### [EXERCISE TASK]
Revise the lines below by replacing every instance of "close-dock-icon" with "dock-close-icon" and leaving everything else untouched.

*** RECORDED DATA

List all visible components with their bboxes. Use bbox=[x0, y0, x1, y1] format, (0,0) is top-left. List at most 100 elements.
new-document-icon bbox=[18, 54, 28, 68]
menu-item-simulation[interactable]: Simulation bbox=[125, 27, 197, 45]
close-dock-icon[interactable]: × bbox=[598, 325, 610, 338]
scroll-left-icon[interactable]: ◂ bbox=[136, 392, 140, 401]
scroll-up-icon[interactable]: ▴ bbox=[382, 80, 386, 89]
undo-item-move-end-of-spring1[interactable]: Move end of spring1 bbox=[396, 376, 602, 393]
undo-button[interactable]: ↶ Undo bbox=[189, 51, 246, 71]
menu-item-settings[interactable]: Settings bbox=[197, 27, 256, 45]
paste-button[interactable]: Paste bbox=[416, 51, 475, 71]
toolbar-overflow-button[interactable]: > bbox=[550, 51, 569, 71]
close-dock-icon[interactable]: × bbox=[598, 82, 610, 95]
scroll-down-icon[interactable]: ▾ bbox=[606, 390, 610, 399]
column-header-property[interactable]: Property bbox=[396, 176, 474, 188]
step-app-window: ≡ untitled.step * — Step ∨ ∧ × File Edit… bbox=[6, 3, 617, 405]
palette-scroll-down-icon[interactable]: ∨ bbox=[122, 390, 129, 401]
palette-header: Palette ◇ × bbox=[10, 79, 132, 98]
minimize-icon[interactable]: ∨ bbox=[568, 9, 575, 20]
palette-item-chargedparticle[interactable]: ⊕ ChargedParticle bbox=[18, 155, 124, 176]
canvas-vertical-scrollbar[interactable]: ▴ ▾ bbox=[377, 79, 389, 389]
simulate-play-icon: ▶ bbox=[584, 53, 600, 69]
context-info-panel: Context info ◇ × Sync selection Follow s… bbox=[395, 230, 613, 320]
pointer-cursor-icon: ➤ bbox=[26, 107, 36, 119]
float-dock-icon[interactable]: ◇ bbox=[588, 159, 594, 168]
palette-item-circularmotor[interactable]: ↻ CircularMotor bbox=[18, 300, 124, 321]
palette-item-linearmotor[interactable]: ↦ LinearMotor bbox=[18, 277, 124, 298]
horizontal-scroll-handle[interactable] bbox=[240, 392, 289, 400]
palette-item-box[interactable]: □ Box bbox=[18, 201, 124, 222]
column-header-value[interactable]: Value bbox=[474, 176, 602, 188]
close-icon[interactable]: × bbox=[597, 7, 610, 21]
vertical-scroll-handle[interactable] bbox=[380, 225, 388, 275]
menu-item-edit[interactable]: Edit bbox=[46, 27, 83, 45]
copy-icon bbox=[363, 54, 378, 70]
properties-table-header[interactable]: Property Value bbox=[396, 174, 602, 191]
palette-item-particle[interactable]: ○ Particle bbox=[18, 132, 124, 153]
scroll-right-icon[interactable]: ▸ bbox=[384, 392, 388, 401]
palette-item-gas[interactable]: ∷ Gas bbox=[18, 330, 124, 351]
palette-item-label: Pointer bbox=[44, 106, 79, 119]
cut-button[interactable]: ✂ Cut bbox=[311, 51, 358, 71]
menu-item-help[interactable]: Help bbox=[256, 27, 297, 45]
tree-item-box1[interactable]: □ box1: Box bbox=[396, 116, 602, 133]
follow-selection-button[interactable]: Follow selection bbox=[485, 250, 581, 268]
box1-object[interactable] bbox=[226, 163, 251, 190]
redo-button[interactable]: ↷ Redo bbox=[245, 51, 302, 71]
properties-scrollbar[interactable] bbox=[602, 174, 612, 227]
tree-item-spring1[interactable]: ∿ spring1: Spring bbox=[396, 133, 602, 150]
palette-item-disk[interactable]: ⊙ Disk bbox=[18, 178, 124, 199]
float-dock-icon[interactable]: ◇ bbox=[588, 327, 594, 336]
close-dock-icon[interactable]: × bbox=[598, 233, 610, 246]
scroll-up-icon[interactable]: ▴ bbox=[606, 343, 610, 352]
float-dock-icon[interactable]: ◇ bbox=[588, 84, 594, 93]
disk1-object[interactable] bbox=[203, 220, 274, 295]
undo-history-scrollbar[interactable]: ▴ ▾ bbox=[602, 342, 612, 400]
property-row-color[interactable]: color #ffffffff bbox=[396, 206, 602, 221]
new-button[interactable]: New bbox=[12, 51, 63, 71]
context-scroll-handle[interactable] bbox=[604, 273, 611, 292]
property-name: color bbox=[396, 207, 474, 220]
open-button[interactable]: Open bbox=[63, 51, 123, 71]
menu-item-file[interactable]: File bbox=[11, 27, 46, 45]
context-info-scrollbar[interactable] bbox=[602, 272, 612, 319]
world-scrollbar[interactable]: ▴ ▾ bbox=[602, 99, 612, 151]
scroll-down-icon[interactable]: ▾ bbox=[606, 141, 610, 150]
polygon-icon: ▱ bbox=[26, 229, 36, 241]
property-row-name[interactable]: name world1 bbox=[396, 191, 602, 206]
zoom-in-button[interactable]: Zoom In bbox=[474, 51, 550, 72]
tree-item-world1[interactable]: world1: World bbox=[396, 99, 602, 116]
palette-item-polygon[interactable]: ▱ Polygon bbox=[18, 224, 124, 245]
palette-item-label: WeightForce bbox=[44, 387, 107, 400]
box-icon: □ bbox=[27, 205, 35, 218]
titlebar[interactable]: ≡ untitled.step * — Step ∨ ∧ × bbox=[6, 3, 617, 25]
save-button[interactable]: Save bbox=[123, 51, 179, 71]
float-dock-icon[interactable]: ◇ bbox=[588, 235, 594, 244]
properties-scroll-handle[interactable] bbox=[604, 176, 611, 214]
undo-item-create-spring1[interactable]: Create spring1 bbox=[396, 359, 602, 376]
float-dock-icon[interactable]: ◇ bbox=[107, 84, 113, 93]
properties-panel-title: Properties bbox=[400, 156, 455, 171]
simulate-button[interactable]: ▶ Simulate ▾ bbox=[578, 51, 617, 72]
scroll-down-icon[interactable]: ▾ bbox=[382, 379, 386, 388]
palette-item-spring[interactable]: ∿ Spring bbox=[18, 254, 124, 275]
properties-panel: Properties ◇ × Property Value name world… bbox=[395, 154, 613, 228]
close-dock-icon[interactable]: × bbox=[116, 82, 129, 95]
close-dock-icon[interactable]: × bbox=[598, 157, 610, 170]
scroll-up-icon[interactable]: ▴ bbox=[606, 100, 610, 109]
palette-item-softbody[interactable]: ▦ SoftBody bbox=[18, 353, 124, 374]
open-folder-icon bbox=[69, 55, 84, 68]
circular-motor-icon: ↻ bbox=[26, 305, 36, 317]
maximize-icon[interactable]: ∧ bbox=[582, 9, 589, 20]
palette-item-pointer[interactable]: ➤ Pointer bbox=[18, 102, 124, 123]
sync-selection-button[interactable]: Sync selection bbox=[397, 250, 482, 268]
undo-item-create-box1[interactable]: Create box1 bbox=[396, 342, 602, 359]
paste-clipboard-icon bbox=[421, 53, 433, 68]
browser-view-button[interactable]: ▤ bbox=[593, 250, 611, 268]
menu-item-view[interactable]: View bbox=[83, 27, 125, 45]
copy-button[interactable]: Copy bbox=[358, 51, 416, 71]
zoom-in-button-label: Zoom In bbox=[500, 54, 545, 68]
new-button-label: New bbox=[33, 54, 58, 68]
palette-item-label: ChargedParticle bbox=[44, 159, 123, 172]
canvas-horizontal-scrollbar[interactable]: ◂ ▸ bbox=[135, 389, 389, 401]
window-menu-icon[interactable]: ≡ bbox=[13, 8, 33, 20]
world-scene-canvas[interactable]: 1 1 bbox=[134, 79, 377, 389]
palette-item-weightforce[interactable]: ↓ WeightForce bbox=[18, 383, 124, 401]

******

### [OUTPUT FOR THIS EXERCISE]
List all visible components with their bboxes. Use bbox=[x0, y0, x1, y1] format, (0,0) is top-left. List at most 100 elements.
new-document-icon bbox=[18, 54, 28, 68]
menu-item-simulation[interactable]: Simulation bbox=[125, 27, 197, 45]
dock-close-icon[interactable]: × bbox=[598, 325, 610, 338]
scroll-left-icon[interactable]: ◂ bbox=[136, 392, 140, 401]
scroll-up-icon[interactable]: ▴ bbox=[382, 80, 386, 89]
undo-item-move-end-of-spring1[interactable]: Move end of spring1 bbox=[396, 376, 602, 393]
undo-button[interactable]: ↶ Undo bbox=[189, 51, 246, 71]
menu-item-settings[interactable]: Settings bbox=[197, 27, 256, 45]
paste-button[interactable]: Paste bbox=[416, 51, 475, 71]
toolbar-overflow-button[interactable]: > bbox=[550, 51, 569, 71]
dock-close-icon[interactable]: × bbox=[598, 82, 610, 95]
scroll-down-icon[interactable]: ▾ bbox=[606, 390, 610, 399]
column-header-property[interactable]: Property bbox=[396, 176, 474, 188]
step-app-window: ≡ untitled.step * — Step ∨ ∧ × File Edit… bbox=[6, 3, 617, 405]
palette-scroll-down-icon[interactable]: ∨ bbox=[122, 390, 129, 401]
palette-header: Palette ◇ × bbox=[10, 79, 132, 98]
minimize-icon[interactable]: ∨ bbox=[568, 9, 575, 20]
palette-item-chargedparticle[interactable]: ⊕ ChargedParticle bbox=[18, 155, 124, 176]
canvas-vertical-scrollbar[interactable]: ▴ ▾ bbox=[377, 79, 389, 389]
simulate-play-icon: ▶ bbox=[584, 53, 600, 69]
context-info-panel: Context info ◇ × Sync selection Follow s… bbox=[395, 230, 613, 320]
pointer-cursor-icon: ➤ bbox=[26, 107, 36, 119]
float-dock-icon[interactable]: ◇ bbox=[588, 159, 594, 168]
palette-item-circularmotor[interactable]: ↻ CircularMotor bbox=[18, 300, 124, 321]
palette-item-linearmotor[interactable]: ↦ LinearMotor bbox=[18, 277, 124, 298]
horizontal-scroll-handle[interactable] bbox=[240, 392, 289, 400]
palette-item-box[interactable]: □ Box bbox=[18, 201, 124, 222]
column-header-value[interactable]: Value bbox=[474, 176, 602, 188]
close-icon[interactable]: × bbox=[597, 7, 610, 21]
vertical-scroll-handle[interactable] bbox=[380, 225, 388, 275]
menu-item-edit[interactable]: Edit bbox=[46, 27, 83, 45]
copy-icon bbox=[363, 54, 378, 70]
properties-table-header[interactable]: Property Value bbox=[396, 174, 602, 191]
palette-item-particle[interactable]: ○ Particle bbox=[18, 132, 124, 153]
scroll-right-icon[interactable]: ▸ bbox=[384, 392, 388, 401]
palette-item-gas[interactable]: ∷ Gas bbox=[18, 330, 124, 351]
palette-item-label: Pointer bbox=[44, 106, 79, 119]
cut-button[interactable]: ✂ Cut bbox=[311, 51, 358, 71]
menu-item-help[interactable]: Help bbox=[256, 27, 297, 45]
tree-item-box1[interactable]: □ box1: Box bbox=[396, 116, 602, 133]
follow-selection-button[interactable]: Follow selection bbox=[485, 250, 581, 268]
box1-object[interactable] bbox=[226, 163, 251, 190]
redo-button[interactable]: ↷ Redo bbox=[245, 51, 302, 71]
properties-scrollbar[interactable] bbox=[602, 174, 612, 227]
tree-item-spring1[interactable]: ∿ spring1: Spring bbox=[396, 133, 602, 150]
palette-item-disk[interactable]: ⊙ Disk bbox=[18, 178, 124, 199]
float-dock-icon[interactable]: ◇ bbox=[588, 327, 594, 336]
dock-close-icon[interactable]: × bbox=[598, 233, 610, 246]
scroll-up-icon[interactable]: ▴ bbox=[606, 343, 610, 352]
float-dock-icon[interactable]: ◇ bbox=[588, 84, 594, 93]
disk1-object[interactable] bbox=[203, 220, 274, 295]
undo-history-scrollbar[interactable]: ▴ ▾ bbox=[602, 342, 612, 400]
property-row-color[interactable]: color #ffffffff bbox=[396, 206, 602, 221]
new-button[interactable]: New bbox=[12, 51, 63, 71]
context-scroll-handle[interactable] bbox=[604, 273, 611, 292]
property-name: color bbox=[396, 207, 474, 220]
open-button[interactable]: Open bbox=[63, 51, 123, 71]
menu-item-file[interactable]: File bbox=[11, 27, 46, 45]
context-info-scrollbar[interactable] bbox=[602, 272, 612, 319]
world-scrollbar[interactable]: ▴ ▾ bbox=[602, 99, 612, 151]
scroll-down-icon[interactable]: ▾ bbox=[606, 141, 610, 150]
polygon-icon: ▱ bbox=[26, 229, 36, 241]
property-row-name[interactable]: name world1 bbox=[396, 191, 602, 206]
zoom-in-button[interactable]: Zoom In bbox=[474, 51, 550, 72]
tree-item-world1[interactable]: world1: World bbox=[396, 99, 602, 116]
palette-item-polygon[interactable]: ▱ Polygon bbox=[18, 224, 124, 245]
palette-item-label: WeightForce bbox=[44, 387, 107, 400]
box-icon: □ bbox=[27, 205, 35, 218]
titlebar[interactable]: ≡ untitled.step * — Step ∨ ∧ × bbox=[6, 3, 617, 25]
save-button[interactable]: Save bbox=[123, 51, 179, 71]
float-dock-icon[interactable]: ◇ bbox=[588, 235, 594, 244]
properties-scroll-handle[interactable] bbox=[604, 176, 611, 214]
undo-item-create-spring1[interactable]: Create spring1 bbox=[396, 359, 602, 376]
float-dock-icon[interactable]: ◇ bbox=[107, 84, 113, 93]
properties-panel-title: Properties bbox=[400, 156, 455, 171]
simulate-button[interactable]: ▶ Simulate ▾ bbox=[578, 51, 617, 72]
scroll-down-icon[interactable]: ▾ bbox=[382, 379, 386, 388]
palette-item-spring[interactable]: ∿ Spring bbox=[18, 254, 124, 275]
properties-panel: Properties ◇ × Property Value name world… bbox=[395, 154, 613, 228]
dock-close-icon[interactable]: × bbox=[116, 82, 129, 95]
dock-close-icon[interactable]: × bbox=[598, 157, 610, 170]
scroll-up-icon[interactable]: ▴ bbox=[606, 100, 610, 109]
palette-item-softbody[interactable]: ▦ SoftBody bbox=[18, 353, 124, 374]
open-folder-icon bbox=[69, 55, 84, 68]
circular-motor-icon: ↻ bbox=[26, 305, 36, 317]
maximize-icon[interactable]: ∧ bbox=[582, 9, 589, 20]
palette-item-pointer[interactable]: ➤ Pointer bbox=[18, 102, 124, 123]
sync-selection-button[interactable]: Sync selection bbox=[397, 250, 482, 268]
undo-item-create-box1[interactable]: Create box1 bbox=[396, 342, 602, 359]
paste-clipboard-icon bbox=[421, 53, 433, 68]
browser-view-button[interactable]: ▤ bbox=[593, 250, 611, 268]
menu-item-view[interactable]: View bbox=[83, 27, 125, 45]
copy-button[interactable]: Copy bbox=[358, 51, 416, 71]
zoom-in-button-label: Zoom In bbox=[500, 54, 545, 68]
new-button-label: New bbox=[33, 54, 58, 68]
palette-item-label: ChargedParticle bbox=[44, 159, 123, 172]
canvas-horizontal-scrollbar[interactable]: ◂ ▸ bbox=[135, 389, 389, 401]
window-menu-icon[interactable]: ≡ bbox=[13, 8, 33, 20]
world-scene-canvas[interactable]: 1 1 bbox=[134, 79, 377, 389]
palette-item-weightforce[interactable]: ↓ WeightForce bbox=[18, 383, 124, 401]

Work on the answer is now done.